## start

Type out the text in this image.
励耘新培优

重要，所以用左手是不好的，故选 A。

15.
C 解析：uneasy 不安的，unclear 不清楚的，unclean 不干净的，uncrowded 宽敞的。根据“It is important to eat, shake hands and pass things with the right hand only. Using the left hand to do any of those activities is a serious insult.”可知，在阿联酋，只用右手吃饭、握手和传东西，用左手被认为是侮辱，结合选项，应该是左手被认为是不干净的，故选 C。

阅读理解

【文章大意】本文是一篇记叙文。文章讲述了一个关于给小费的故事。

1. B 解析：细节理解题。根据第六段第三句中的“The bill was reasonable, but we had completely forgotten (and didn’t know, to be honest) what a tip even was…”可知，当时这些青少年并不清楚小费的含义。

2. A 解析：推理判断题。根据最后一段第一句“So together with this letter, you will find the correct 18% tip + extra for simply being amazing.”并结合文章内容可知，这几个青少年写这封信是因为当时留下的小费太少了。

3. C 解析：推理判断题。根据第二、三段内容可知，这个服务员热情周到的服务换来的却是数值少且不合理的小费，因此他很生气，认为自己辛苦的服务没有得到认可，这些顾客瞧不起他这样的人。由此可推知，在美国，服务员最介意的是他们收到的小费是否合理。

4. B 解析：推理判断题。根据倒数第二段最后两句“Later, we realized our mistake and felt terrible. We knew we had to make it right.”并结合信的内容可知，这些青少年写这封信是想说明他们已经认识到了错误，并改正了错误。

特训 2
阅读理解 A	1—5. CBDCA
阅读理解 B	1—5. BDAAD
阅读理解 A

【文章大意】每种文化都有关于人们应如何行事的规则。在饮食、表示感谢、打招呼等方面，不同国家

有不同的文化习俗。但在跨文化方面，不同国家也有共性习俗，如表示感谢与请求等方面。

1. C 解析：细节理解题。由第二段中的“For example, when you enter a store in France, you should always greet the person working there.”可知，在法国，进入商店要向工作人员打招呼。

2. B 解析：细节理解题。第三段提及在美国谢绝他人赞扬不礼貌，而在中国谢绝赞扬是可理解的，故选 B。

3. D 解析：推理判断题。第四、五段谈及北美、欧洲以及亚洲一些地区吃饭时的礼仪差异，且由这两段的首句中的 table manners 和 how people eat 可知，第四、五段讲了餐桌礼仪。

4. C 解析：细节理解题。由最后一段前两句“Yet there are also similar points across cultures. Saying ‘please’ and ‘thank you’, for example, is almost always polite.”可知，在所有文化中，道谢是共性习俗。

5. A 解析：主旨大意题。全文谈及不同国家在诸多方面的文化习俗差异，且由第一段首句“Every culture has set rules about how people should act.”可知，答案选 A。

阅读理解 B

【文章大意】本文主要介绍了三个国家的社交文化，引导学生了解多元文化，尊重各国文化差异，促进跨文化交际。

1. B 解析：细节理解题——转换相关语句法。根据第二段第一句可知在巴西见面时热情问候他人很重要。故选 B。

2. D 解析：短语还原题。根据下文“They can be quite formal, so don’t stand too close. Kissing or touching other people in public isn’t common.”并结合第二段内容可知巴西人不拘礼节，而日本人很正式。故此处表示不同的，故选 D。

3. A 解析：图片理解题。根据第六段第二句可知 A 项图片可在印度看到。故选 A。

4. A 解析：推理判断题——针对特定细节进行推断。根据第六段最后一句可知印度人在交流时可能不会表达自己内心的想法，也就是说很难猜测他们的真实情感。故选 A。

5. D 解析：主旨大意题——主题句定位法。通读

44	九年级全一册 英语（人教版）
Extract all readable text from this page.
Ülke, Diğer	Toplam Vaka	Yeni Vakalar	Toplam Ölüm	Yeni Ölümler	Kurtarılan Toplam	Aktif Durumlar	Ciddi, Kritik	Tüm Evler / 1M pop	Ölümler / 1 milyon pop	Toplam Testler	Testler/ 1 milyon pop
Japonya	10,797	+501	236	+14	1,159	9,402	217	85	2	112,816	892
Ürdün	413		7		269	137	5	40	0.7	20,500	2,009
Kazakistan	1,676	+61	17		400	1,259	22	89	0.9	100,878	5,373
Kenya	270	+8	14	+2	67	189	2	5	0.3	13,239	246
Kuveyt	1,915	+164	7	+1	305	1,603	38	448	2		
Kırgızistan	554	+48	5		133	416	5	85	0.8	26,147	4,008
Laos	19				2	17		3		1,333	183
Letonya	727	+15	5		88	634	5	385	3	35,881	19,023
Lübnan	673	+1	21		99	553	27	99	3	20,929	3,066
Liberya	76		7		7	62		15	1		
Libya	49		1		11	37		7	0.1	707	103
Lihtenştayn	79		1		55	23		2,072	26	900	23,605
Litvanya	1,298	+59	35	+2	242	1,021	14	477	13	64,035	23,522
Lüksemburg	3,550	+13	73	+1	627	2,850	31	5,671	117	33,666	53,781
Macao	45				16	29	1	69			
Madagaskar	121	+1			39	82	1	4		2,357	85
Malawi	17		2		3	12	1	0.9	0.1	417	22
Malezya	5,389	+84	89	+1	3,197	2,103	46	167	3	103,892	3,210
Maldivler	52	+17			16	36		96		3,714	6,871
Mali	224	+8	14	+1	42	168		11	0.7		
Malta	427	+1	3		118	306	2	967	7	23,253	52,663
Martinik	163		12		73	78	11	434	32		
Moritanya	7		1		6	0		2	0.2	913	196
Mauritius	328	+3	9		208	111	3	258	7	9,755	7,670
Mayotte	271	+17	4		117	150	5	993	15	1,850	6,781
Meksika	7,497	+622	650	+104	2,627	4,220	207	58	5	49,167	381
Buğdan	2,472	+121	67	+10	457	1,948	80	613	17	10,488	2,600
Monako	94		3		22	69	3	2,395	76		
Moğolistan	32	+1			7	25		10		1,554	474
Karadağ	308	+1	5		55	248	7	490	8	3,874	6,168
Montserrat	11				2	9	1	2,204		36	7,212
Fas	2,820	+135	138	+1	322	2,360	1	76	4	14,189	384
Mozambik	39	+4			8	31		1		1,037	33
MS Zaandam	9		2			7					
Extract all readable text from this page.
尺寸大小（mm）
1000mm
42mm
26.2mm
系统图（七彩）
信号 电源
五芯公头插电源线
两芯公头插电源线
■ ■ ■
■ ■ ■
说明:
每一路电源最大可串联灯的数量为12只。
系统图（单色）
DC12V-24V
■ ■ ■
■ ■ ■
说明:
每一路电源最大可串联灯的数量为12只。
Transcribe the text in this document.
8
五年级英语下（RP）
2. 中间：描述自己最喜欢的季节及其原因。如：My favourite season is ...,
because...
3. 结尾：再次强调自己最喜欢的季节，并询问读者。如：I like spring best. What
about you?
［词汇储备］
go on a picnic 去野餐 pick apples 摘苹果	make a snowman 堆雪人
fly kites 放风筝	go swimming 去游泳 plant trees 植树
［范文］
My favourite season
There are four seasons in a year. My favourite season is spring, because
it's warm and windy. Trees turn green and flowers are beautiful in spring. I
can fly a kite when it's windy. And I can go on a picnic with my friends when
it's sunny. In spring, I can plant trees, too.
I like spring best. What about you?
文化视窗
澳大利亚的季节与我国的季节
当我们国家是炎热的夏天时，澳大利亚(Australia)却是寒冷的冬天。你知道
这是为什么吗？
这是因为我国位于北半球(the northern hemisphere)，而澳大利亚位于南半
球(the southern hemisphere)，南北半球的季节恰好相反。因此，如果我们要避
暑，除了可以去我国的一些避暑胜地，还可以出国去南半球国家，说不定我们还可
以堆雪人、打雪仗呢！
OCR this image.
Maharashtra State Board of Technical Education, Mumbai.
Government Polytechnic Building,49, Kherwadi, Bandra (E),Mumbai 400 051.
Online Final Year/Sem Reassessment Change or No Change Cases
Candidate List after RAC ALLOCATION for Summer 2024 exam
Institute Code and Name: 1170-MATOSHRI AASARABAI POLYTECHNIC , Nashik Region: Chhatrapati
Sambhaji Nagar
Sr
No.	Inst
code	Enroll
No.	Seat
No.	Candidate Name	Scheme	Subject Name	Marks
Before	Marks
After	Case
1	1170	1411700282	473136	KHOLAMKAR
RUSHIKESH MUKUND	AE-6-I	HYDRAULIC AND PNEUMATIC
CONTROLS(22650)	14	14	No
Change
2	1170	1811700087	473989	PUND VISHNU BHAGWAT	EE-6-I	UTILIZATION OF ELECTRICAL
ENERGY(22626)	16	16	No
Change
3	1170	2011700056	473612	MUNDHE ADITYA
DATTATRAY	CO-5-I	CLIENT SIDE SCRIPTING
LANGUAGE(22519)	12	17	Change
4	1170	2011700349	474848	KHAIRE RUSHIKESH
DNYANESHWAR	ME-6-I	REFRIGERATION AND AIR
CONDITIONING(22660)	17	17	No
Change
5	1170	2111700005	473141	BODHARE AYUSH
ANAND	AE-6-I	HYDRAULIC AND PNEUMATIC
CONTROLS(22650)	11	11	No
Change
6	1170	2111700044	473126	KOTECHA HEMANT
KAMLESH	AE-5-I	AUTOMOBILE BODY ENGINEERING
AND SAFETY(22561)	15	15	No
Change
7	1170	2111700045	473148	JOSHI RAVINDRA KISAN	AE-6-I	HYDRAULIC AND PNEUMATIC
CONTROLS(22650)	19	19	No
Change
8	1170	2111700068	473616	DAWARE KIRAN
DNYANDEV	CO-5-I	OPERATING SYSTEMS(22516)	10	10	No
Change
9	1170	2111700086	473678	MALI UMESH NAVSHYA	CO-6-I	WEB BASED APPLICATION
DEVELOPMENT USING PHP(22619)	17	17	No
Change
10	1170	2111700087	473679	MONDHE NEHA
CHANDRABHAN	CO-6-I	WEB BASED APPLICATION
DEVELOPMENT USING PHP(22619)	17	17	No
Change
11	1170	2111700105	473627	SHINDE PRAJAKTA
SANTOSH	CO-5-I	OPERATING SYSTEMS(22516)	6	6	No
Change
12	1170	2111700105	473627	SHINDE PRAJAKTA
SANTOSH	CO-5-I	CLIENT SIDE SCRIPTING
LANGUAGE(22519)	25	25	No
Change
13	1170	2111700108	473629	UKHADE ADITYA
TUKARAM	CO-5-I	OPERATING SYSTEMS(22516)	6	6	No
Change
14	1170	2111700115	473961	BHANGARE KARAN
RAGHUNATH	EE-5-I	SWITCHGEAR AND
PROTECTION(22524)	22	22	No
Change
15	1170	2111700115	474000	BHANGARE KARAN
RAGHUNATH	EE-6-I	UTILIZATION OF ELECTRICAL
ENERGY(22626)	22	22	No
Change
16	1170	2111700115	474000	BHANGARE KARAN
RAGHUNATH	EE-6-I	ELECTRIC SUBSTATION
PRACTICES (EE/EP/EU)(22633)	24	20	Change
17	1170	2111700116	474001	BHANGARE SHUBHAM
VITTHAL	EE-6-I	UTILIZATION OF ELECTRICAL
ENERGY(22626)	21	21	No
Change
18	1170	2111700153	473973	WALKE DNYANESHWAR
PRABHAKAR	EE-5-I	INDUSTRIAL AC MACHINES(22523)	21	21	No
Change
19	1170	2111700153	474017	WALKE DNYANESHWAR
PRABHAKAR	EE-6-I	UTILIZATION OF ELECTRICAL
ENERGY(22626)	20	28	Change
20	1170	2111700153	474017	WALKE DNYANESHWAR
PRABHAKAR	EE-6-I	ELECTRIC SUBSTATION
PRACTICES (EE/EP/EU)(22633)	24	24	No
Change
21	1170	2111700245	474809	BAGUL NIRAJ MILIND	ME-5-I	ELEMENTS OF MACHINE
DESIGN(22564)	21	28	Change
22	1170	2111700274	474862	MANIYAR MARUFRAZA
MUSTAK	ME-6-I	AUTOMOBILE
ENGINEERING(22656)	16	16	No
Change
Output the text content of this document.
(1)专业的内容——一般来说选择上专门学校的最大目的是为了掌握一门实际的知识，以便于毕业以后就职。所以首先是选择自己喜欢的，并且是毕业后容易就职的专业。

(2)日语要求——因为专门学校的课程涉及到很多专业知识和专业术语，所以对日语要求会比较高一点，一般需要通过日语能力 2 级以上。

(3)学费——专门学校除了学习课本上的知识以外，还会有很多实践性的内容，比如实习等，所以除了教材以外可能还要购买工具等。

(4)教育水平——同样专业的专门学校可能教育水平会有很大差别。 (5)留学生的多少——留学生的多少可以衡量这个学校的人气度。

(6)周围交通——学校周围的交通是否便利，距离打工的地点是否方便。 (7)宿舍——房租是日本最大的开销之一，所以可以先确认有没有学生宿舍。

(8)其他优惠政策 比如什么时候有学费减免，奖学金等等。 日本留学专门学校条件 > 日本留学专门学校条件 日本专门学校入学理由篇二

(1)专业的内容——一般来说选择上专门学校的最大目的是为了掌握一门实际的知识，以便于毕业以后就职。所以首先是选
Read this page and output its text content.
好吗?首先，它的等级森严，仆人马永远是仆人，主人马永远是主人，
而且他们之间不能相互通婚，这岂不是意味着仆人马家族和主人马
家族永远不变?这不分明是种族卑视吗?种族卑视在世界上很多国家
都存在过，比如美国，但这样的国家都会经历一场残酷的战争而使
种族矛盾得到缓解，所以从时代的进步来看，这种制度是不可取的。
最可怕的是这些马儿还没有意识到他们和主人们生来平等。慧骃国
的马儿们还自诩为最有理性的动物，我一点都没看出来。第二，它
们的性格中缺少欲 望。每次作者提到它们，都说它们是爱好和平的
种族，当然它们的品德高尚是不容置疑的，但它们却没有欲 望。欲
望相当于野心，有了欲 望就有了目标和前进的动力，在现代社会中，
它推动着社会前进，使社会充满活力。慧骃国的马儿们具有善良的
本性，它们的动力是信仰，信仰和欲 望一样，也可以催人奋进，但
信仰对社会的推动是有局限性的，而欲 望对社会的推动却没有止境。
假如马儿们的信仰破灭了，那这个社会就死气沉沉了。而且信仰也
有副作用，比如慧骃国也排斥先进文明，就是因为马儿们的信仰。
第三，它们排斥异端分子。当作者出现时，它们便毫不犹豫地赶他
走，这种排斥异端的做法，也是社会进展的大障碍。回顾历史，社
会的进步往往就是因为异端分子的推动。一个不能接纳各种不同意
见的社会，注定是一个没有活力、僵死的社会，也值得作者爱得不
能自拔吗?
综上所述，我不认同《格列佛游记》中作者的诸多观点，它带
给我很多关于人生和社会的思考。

## end

Write the lines out verbatim, from the one with "Read this page and output its text content." through the last line of the entries, and stop there.

## Exercise response
Read this page and output its text content.
好吗?首先，它的等级森严，仆人马永远是仆人，主人马永远是主人，
而且他们之间不能相互通婚，这岂不是意味着仆人马家族和主人马
家族永远不变?这不分明是种族卑视吗?种族卑视在世界上很多国家
都存在过，比如美国，但这样的国家都会经历一场残酷的战争而使
种族矛盾得到缓解，所以从时代的进步来看，这种制度是不可取的。
最可怕的是这些马儿还没有意识到他们和主人们生来平等。慧骃国
的马儿们还自诩为最有理性的动物，我一点都没看出来。第二，它
们的性格中缺少欲 望。每次作者提到它们，都说它们是爱好和平的
种族，当然它们的品德高尚是不容置疑的，但它们却没有欲 望。欲
望相当于野心，有了欲 望就有了目标和前进的动力，在现代社会中，
它推动着社会前进，使社会充满活力。慧骃国的马儿们具有善良的
本性，它们的动力是信仰，信仰和欲 望一样，也可以催人奋进，但
信仰对社会的推动是有局限性的，而欲 望对社会的推动却没有止境。
假如马儿们的信仰破灭了，那这个社会就死气沉沉了。而且信仰也
有副作用，比如慧骃国也排斥先进文明，就是因为马儿们的信仰。
第三，它们排斥异端分子。当作者出现时，它们便毫不犹豫地赶他
走，这种排斥异端的做法，也是社会进展的大障碍。回顾历史，社
会的进步往往就是因为异端分子的推动。一个不能接纳各种不同意
见的社会，注定是一个没有活力、僵死的社会，也值得作者爱得不
能自拔吗?
综上所述，我不认同《格列佛游记》中作者的诸多观点，它带
给我很多关于人生和社会的思考。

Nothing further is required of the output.